**Task description**
A faithful transcription of all the data is required.

**Provided records**
-- Begin --
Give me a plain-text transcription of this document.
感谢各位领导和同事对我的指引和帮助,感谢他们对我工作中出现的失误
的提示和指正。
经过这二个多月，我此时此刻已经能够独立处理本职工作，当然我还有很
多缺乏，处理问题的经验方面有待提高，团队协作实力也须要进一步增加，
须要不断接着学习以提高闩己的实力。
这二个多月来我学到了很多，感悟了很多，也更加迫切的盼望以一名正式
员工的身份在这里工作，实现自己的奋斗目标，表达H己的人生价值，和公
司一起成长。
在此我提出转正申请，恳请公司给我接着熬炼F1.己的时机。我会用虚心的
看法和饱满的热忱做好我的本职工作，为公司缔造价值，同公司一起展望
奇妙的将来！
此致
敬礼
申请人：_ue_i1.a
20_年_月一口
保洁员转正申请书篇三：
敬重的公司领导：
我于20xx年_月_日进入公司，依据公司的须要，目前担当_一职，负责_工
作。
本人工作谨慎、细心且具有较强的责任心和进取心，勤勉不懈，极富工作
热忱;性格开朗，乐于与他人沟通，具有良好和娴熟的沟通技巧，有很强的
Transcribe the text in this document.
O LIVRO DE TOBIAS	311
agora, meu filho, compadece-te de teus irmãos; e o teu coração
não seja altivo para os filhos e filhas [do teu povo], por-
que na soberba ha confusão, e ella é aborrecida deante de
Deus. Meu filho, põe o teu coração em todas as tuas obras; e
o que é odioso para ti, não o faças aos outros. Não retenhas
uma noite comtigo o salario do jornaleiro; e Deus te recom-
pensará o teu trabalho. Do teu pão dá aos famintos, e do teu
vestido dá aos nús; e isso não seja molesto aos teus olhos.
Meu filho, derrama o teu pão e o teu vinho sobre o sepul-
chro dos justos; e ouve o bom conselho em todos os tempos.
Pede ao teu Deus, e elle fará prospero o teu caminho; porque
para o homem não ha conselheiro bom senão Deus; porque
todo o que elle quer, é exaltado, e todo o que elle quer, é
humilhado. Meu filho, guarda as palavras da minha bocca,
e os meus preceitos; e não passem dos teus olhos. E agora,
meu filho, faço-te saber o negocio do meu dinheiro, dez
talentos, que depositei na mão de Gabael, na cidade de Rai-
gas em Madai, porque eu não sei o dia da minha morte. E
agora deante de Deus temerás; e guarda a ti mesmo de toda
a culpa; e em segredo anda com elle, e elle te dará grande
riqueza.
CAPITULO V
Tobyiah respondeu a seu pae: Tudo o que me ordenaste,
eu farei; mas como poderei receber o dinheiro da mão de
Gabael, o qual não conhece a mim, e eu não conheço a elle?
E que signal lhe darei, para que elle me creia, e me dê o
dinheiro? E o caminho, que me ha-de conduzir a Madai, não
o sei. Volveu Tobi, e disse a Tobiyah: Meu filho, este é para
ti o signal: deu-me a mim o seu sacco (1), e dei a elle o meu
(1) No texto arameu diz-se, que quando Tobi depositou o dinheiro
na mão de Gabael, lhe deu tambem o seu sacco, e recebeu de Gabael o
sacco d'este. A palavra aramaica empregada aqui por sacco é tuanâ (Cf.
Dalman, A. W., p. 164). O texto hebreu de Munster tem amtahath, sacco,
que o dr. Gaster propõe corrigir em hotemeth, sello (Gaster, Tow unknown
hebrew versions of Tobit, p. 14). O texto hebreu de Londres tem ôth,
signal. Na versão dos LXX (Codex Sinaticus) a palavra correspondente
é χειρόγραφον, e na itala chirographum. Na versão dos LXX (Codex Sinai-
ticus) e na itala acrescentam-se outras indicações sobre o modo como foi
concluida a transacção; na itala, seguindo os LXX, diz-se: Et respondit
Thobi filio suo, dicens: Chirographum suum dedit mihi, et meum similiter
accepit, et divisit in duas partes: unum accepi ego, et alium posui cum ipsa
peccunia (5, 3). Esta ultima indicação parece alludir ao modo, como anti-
-- End --
**Completed task**
Give me a plain-text transcription of this document.
感谢各位领导和同事对我的指引和帮助,感谢他们对我工作中出现的失误
的提示和指正。
经过这二个多月，我此时此刻已经能够独立处理本职工作，当然我还有很
多缺乏，处理问题的经验方面有待提高，团队协作实力也须要进一步增加，
须要不断接着学习以提高闩己的实力。
这二个多月来我学到了很多，感悟了很多，也更加迫切的盼望以一名正式
员工的身份在这里工作，实现自己的奋斗目标，表达H己的人生价值，和公
司一起成长。
在此我提出转正申请，恳请公司给我接着熬炼F1.己的时机。我会用虚心的
看法和饱满的热忱做好我的本职工作，为公司缔造价值，同公司一起展望
奇妙的将来！
此致
敬礼
申请人：_ue_i1.a
20_年_月一口
保洁员转正申请书篇三：
敬重的公司领导：
我于20xx年_月_日进入公司，依据公司的须要，目前担当_一职，负责_工
作。
本人工作谨慎、细心且具有较强的责任心和进取心，勤勉不懈，极富工作
热忱;性格开朗，乐于与他人沟通，具有良好和娴熟的沟通技巧，有很强的
Transcribe the text in this document.
O LIVRO DE TOBIAS	311
agora, meu filho, compadece-te de teus irmãos; e o teu coração
não seja altivo para os filhos e filhas [do teu povo], por-
que na soberba ha confusão, e ella é aborrecida deante de
Deus. Meu filho, põe o teu coração em todas as tuas obras; e
o que é odioso para ti, não o faças aos outros. Não retenhas
uma noite comtigo o salario do jornaleiro; e Deus te recom-
pensará o teu trabalho. Do teu pão dá aos famintos, e do teu
vestido dá aos nús; e isso não seja molesto aos teus olhos.
Meu filho, derrama o teu pão e o teu vinho sobre o sepul-
chro dos justos; e ouve o bom conselho em todos os tempos.
Pede ao teu Deus, e elle fará prospero o teu caminho; porque
para o homem não ha conselheiro bom senão Deus; porque
todo o que elle quer, é exaltado, e todo o que elle quer, é
humilhado. Meu filho, guarda as palavras da minha bocca,
e os meus preceitos; e não passem dos teus olhos. E agora,
meu filho, faço-te saber o negocio do meu dinheiro, dez
talentos, que depositei na mão de Gabael, na cidade de Rai-
gas em Madai, porque eu não sei o dia da minha morte. E
agora deante de Deus temerás; e guarda a ti mesmo de toda
a culpa; e em segredo anda com elle, e elle te dará grande
riqueza.
CAPITULO V
Tobyiah respondeu a seu pae: Tudo o que me ordenaste,
eu farei; mas como poderei receber o dinheiro da mão de
Gabael, o qual não conhece a mim, e eu não conheço a elle?
E que signal lhe darei, para que elle me creia, e me dê o
dinheiro? E o caminho, que me ha-de conduzir a Madai, não
o sei. Volveu Tobi, e disse a Tobiyah: Meu filho, este é para
ti o signal: deu-me a mim o seu sacco (1), e dei a elle o meu
(1) No texto arameu diz-se, que quando Tobi depositou o dinheiro
na mão de Gabael, lhe deu tambem o seu sacco, e recebeu de Gabael o
sacco d'este. A palavra aramaica empregada aqui por sacco é tuanâ (Cf.
Dalman, A. W., p. 164). O texto hebreu de Munster tem amtahath, sacco,
que o dr. Gaster propõe corrigir em hotemeth, sello (Gaster, Tow unknown
hebrew versions of Tobit, p. 14). O texto hebreu de Londres tem ôth,
signal. Na versão dos LXX (Codex Sinaticus) a palavra correspondente
é χειρόγραφον, e na itala chirographum. Na versão dos LXX (Codex Sinai-
ticus) e na itala acrescentam-se outras indicações sobre o modo como foi
concluida a transacção; na itala, seguindo os LXX, diz-se: Et respondit
Thobi filio suo, dicens: Chirographum suum dedit mihi, et meum similiter
accepit, et divisit in duas partes: unum accepi ego, et alium posui cum ipsa
peccunia (5, 3). Esta ultima indicação parece alludir ao modo, como anti-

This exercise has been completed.